§ To be done
Reproduce verbatim the lines of the material from the one containing "page-subtitle: للمصارف القطرية" through the one containing "donut-liabilities-label: المطلوبات bbox=[174, 75, 246, 91]", both included, and nothing else.

Layout annotation data:
>> START
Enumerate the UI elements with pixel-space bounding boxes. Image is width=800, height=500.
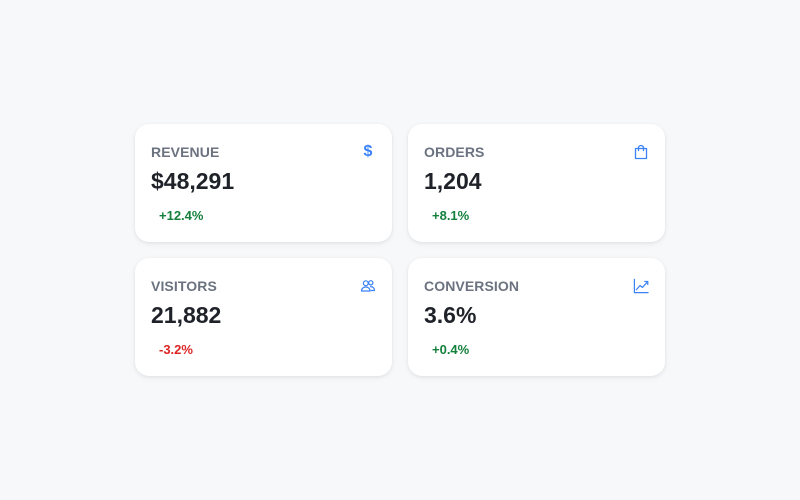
conversion-card: CONVERSION 3.6% +0.4% bbox=[408, 258, 665, 376]
revenue-card: REVENUE $ $48,291 +12.4% bbox=[135, 124, 392, 242]
card-label: VISITORS bbox=[151, 278, 217, 294]
dollar-glyph: $ bbox=[363, 143, 373, 160]
card-value: 21,882 bbox=[151, 302, 222, 328]
shopping-bag-icon bbox=[633, 144, 649, 160]
stats-grid: REVENUE $ $48,291 +12.4% ORDERS 1,204 +8… bbox=[135, 124, 665, 376]
card-delta: +12.4% bbox=[159, 208, 204, 223]
card-value: $48,291 bbox=[151, 168, 235, 194]
card-label: ORDERS bbox=[424, 144, 485, 160]
card-delta: -3.2% bbox=[159, 342, 193, 357]
card-delta: +8.1% bbox=[432, 208, 470, 223]
dollar-icon: $ bbox=[360, 144, 376, 160]
visitors-card: VISITORS 21,882 -3.2% bbox=[135, 258, 392, 376]
card-delta: +0.4% bbox=[432, 342, 470, 357]
card-value: 3.6% bbox=[424, 302, 477, 328]
card-label: CONVERSION bbox=[424, 278, 520, 294]
card-value: 1,204 bbox=[424, 168, 482, 194]
card-label: REVENUE bbox=[151, 144, 220, 160]
trending-up-icon bbox=[633, 278, 649, 294]
orders-card: ORDERS 1,204 +8.1% bbox=[408, 124, 665, 242]
users-icon bbox=[360, 278, 376, 294]
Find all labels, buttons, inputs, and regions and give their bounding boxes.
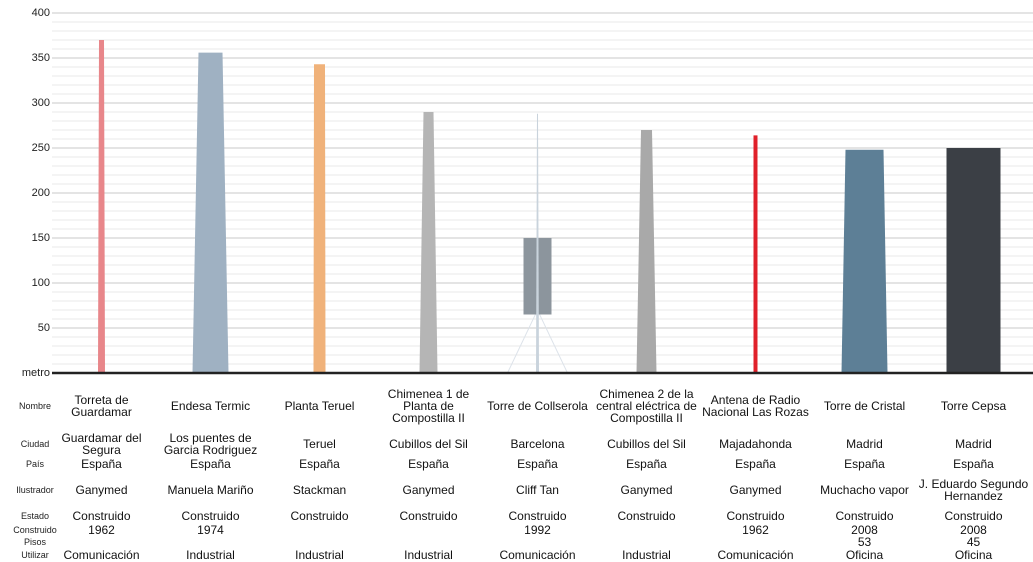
table-cell: Majadahonda [719,437,792,451]
table-cell: Industrial [622,548,671,562]
row-label: País [25,459,44,469]
y-tick-label: 400 [32,7,50,19]
table-cell: Ganymed [620,483,673,497]
table-cell: 1992 [524,523,551,537]
table-cell: Industrial [186,548,235,562]
structure [841,149,888,373]
structure-name: Chimenea 1 de Planta de Compostilla II [387,387,470,425]
table-cell: Madrid [846,437,883,451]
structure-name: Endesa Termic [170,399,251,413]
table-cell: Industrial [295,548,344,562]
table-cell: 1974 [197,523,224,537]
table-cell: 45 [966,535,981,549]
table-cell: Muchacho vapor [820,483,909,497]
table-cell: Cubillos del Sil [607,437,686,451]
table-cell: Industrial [404,548,453,562]
table-cell: 53 [857,535,872,549]
structure-name: Chimenea 2 de la central eléctrica de Co… [596,387,697,425]
y-tick-label: 300 [32,97,50,109]
structure [192,52,229,373]
y-tick-label: 50 [38,322,50,334]
table-cell: España [299,457,340,471]
y-tick-label: 100 [32,277,50,289]
table-cell: 2008 [960,523,987,537]
table-cell: España [735,457,776,471]
table-cell: Comunicación [63,548,140,562]
y-tick-label: 350 [32,52,50,64]
table-cell: España [190,457,231,471]
table-cell: Construido [399,509,458,523]
table-cell: Ganymed [402,483,455,497]
table-cell: Construido [508,509,567,523]
table-cell: Construido [290,509,349,523]
row-label: Ilustrador [16,485,54,495]
table-cell: Construido [944,509,1003,523]
table-cell: Comunicación [717,548,794,562]
structure [313,64,326,374]
y-tick-label: 150 [32,232,50,244]
row-label: Pisos [23,537,46,547]
table-cell: Construido [726,509,785,523]
row-label: Ciudad [20,439,50,449]
table-cell: Los puentes de Garcia Rodriguez [163,431,258,457]
table-cell: España [517,457,558,471]
structure-name: Torre Cepsa [940,399,1007,413]
structure [419,112,438,373]
table-cell: Construido [835,509,894,523]
structure-name: Torre de Cristal [823,399,906,413]
table-cell: Construido [72,509,131,523]
structure [536,113,539,374]
table-cell: Construido [181,509,240,523]
row-label: Nombre [18,401,51,411]
table-cell: Construido [617,509,676,523]
table-cell: Madrid [955,437,992,451]
table-cell: Teruel [303,437,336,451]
structure [753,135,758,373]
structure [636,130,657,373]
structure-name: Planta Teruel [284,399,355,413]
structure [946,148,1001,373]
row-label: Estado [20,511,50,521]
chart: metro 50 100 150 200 250 300 350 400 [22,7,1033,379]
table-cell: España [626,457,667,471]
y-tick-label: 250 [32,142,50,154]
table-cell: Ganymed [729,483,782,497]
structure [98,40,105,373]
table-cell: 2008 [851,523,878,537]
y-tick-label: 200 [32,187,50,199]
table-cell: Ganymed [75,483,128,497]
table-cell: Oficina [954,548,993,562]
table-cell: Comunicación [499,548,576,562]
table-cell: Barcelona [510,437,565,451]
table-cell: 1962 [742,523,769,537]
table-cell: Manuela Mariño [167,483,254,497]
table-cell: Cliff Tan [516,483,559,497]
structure-name: Torreta de Guardamar [71,393,132,419]
row-label: Utilizar [21,550,49,560]
table-cell: España [844,457,885,471]
structure-name: Antena de Radio Nacional Las Rozas [702,393,809,419]
structure-name: Torre de Collserola [487,399,588,413]
table-cell: Oficina [845,548,884,562]
table-cell: España [81,457,122,471]
table-cell: Cubillos del Sil [389,437,468,451]
y-tick-label: metro [22,367,50,379]
table-cell: J. Eduardo Segundo Hernandez [918,477,1029,503]
table-cell: España [953,457,994,471]
table-cell: 1962 [88,523,115,537]
table-cell: España [408,457,449,471]
table-cell: Guardamar del Segura [61,431,142,457]
row-label: Construido [13,525,57,535]
table-cell: Stackman [292,483,347,497]
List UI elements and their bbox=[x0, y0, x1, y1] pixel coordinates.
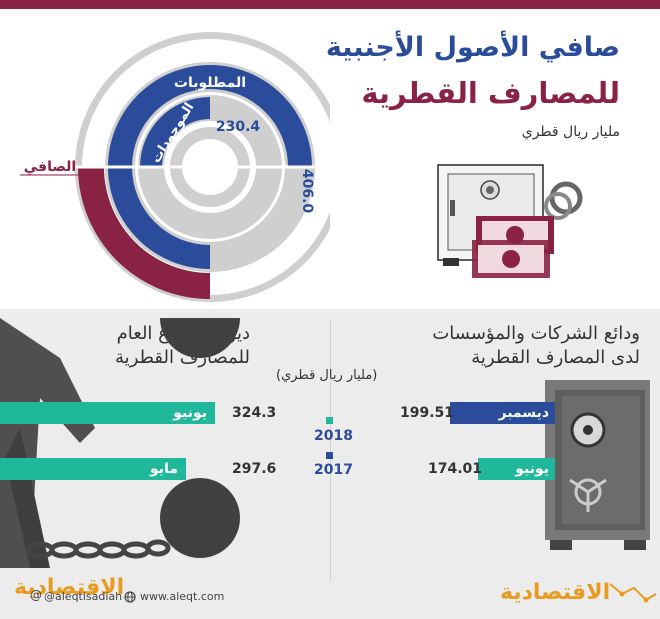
page-subtitle: للمصارف القطرية bbox=[361, 76, 620, 110]
debt-bar-june-label: يونيو bbox=[173, 405, 207, 421]
deposits-title-line2: لدى المصارف القطرية bbox=[471, 347, 640, 368]
donut-liabilities-label: المطلوبات bbox=[174, 75, 246, 91]
deposits-bar-june: يونيو bbox=[478, 458, 555, 480]
website-link[interactable]: www.aleqt.com bbox=[140, 590, 225, 603]
globe-icon bbox=[124, 591, 136, 603]
top-accent-bar bbox=[0, 0, 660, 9]
safe-icon bbox=[545, 380, 650, 550]
deposits-value-june: 174.01 bbox=[428, 461, 483, 477]
debt-value-may: 297.6 bbox=[232, 461, 277, 477]
donut-net-arc bbox=[78, 167, 210, 299]
donut-net-label: الصافي bbox=[24, 159, 76, 175]
deposits-bar-june-label: يونيو bbox=[515, 461, 549, 477]
social-handle: @aleqtisadiah bbox=[44, 590, 123, 603]
debt-bar-may-label: مايو bbox=[150, 461, 178, 477]
net-foreign-assets-section: المطلوبات الموجودات 230.4 406.0 الصافي 175.5- bbox=[0, 9, 660, 309]
year-2018-marker bbox=[326, 417, 333, 424]
brand-logo-left: الاقتصادية bbox=[14, 575, 125, 600]
safe-with-money-icon bbox=[437, 164, 583, 278]
deposits-bar-december: ديسمبر bbox=[450, 402, 555, 424]
section-divider bbox=[330, 320, 331, 582]
page-title: صافي الأصول الأجنبية bbox=[325, 32, 620, 63]
unit-label: مليار ريال قطري bbox=[521, 124, 620, 140]
donut-liabilities-value: 406.0 bbox=[299, 169, 315, 214]
deposits-value-december: 199.51 bbox=[400, 405, 455, 421]
debt-bar-may: مايو bbox=[0, 458, 186, 480]
brand-logo-right: الاقتصادية bbox=[500, 580, 611, 605]
at-icon: @ bbox=[30, 588, 42, 602]
debt-value-june: 324.3 bbox=[232, 405, 277, 421]
year-2017-label: 2017 bbox=[314, 462, 353, 478]
deposits-title: ودائع الشركات والمؤسسات لدى المصارف القط… bbox=[432, 322, 640, 370]
deposits-bar-december-label: ديسمبر bbox=[498, 405, 550, 421]
bars-unit-label: (مليار ريال قطري) bbox=[276, 368, 378, 383]
deposits-title-line1: ودائع الشركات والمؤسسات bbox=[432, 323, 640, 344]
year-2017-marker bbox=[326, 452, 333, 459]
year-2018-label: 2018 bbox=[314, 428, 353, 444]
donut-assets-value: 230.4 bbox=[216, 119, 261, 135]
person-with-ball-and-chain-icon bbox=[0, 318, 240, 568]
donut-assets-arc bbox=[140, 97, 210, 167]
logo-chart-line-icon bbox=[609, 583, 657, 603]
debt-bar-june: يونيو bbox=[0, 402, 215, 424]
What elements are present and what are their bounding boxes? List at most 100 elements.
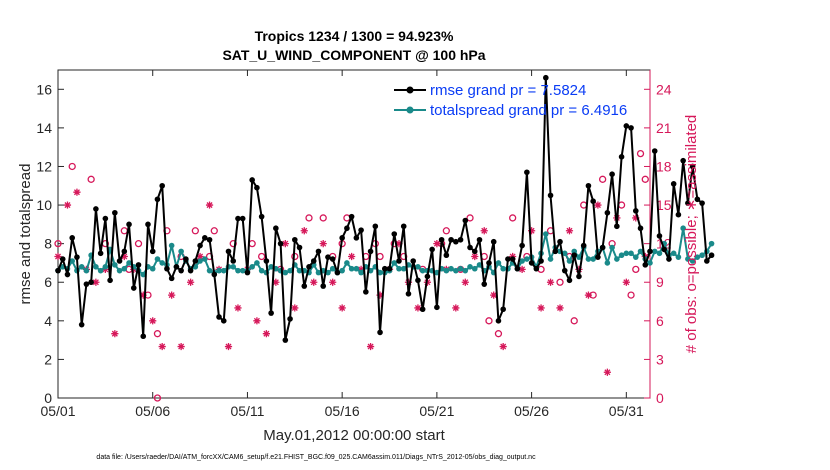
rmse-point [216, 314, 222, 320]
totalspread-point [154, 256, 161, 262]
rmse-point [126, 221, 132, 228]
totalspread-point [457, 265, 464, 272]
obs-assimilated-marker [461, 278, 469, 286]
obs-assimilated-marker [433, 240, 441, 248]
rmse-point [429, 246, 435, 253]
totalspread-point [202, 256, 208, 262]
rmse-point [637, 225, 644, 232]
totalspread-point [495, 260, 502, 266]
obs-assimilated-marker [139, 291, 147, 299]
chart-title: Tropics 1234 / 1300 = 94.923% [255, 28, 454, 44]
rmse-point [448, 236, 454, 243]
totalspread-point [628, 250, 634, 257]
rmse-point [585, 182, 592, 189]
rmse-point [244, 269, 251, 276]
rmse-point [505, 256, 511, 262]
totalspread-point [116, 267, 123, 274]
obs-assimilated-marker [414, 304, 422, 312]
series-lines [55, 74, 715, 343]
obs-assimilated-marker [291, 304, 299, 312]
totalspread-point [561, 250, 568, 257]
rmse-point [623, 123, 630, 129]
obs-possible-marker [153, 394, 162, 402]
rmse-point [93, 206, 99, 212]
rmse-point [292, 236, 298, 243]
rmse-point [614, 223, 620, 230]
rmse-point [348, 213, 355, 220]
rmse-point [78, 321, 85, 328]
rmse-point [145, 221, 151, 228]
rmse-point [495, 318, 502, 324]
rmse-point [595, 254, 601, 260]
y-tick-label: 14 [36, 120, 52, 136]
y-tick-label: 2 [44, 351, 52, 367]
rmse-point [434, 304, 440, 311]
totalspread-point [419, 267, 426, 274]
y2-axis-label: # of obs: o=possible; ∗=assimilated [683, 115, 700, 354]
rmse-point [202, 235, 208, 241]
x-tick-label: 05/01 [40, 403, 75, 419]
legend-spread-marker [406, 106, 414, 114]
obs-assimilated-marker [537, 304, 545, 312]
obs-assimilated-marker [196, 252, 204, 261]
rmse-point [632, 208, 639, 214]
rmse-point [263, 258, 270, 264]
y-tick-label: 16 [36, 81, 52, 97]
rmse-point [400, 223, 407, 230]
y-tick-label: 10 [36, 197, 52, 213]
rmse-point [609, 171, 615, 177]
rmse-point [88, 279, 94, 286]
y2-tick-label: 9 [656, 274, 664, 290]
totalspread-point [112, 262, 118, 268]
obs-assimilated-marker [224, 342, 233, 351]
y-axis-label: rmse and totalspread [17, 164, 34, 305]
obs-possible-marker [210, 227, 218, 235]
obs-possible-marker [570, 317, 578, 325]
rmse-point [377, 329, 383, 336]
obs-assimilated-marker [480, 227, 488, 235]
obs-assimilated-marker [111, 330, 119, 338]
rmse-point [604, 209, 611, 216]
obs-assimilated-marker [490, 291, 498, 299]
totalspread-point [566, 258, 573, 264]
totalspread-point [448, 265, 454, 272]
totalspread-point [377, 269, 383, 276]
rmse-point [178, 267, 184, 274]
rmse-point [325, 254, 331, 260]
obs-possible-marker [598, 175, 607, 183]
totalspread-point [685, 256, 691, 262]
obs-possible-marker [257, 252, 266, 261]
totalspread-point [168, 242, 175, 249]
rmse-point [689, 163, 696, 170]
obs-possible-marker [54, 239, 62, 248]
rmse-point [149, 248, 156, 255]
totalspread-point [344, 260, 350, 266]
totalspread-point [126, 260, 132, 266]
obs-assimilated-marker [234, 304, 242, 312]
rmse-point [500, 306, 506, 313]
totalspread-point [239, 267, 246, 274]
totalspread-point [220, 267, 227, 274]
rmse-point [168, 275, 175, 282]
totalspread-point [415, 264, 421, 270]
x-tick-label: 05/21 [419, 403, 454, 419]
obs-assimilated-marker [348, 252, 356, 261]
obs-possible-marker [153, 330, 162, 338]
rmse-point [249, 177, 255, 183]
totalspread-point [689, 258, 696, 264]
totalspread-point [78, 264, 85, 270]
totalspread-point [258, 267, 265, 274]
x-tick-label: 05/11 [230, 403, 264, 419]
obs-assimilated-marker [575, 265, 583, 273]
obs-possible-marker [632, 265, 640, 274]
obs-possible-marker [87, 175, 95, 183]
rmse-point [685, 200, 691, 206]
rmse-point [670, 181, 677, 187]
rmse-point [320, 283, 327, 289]
rmse-point [102, 215, 109, 222]
obs-assimilated-marker [452, 304, 460, 312]
totalspread-point [358, 269, 364, 276]
rmse-point [140, 333, 147, 340]
rmse-point [571, 252, 578, 259]
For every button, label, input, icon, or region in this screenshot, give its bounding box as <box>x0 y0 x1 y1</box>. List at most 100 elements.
>> END
§ Solution to the problem
page-subtitle: للمصارف القطرية bbox=[361, 76, 620, 110]
debt-bar-june-label: يونيو bbox=[173, 405, 207, 421]
deposits-title-line2: لدى المصارف القطرية bbox=[471, 347, 640, 368]
donut-liabilities-label: المطلوبات bbox=[174, 75, 246, 91]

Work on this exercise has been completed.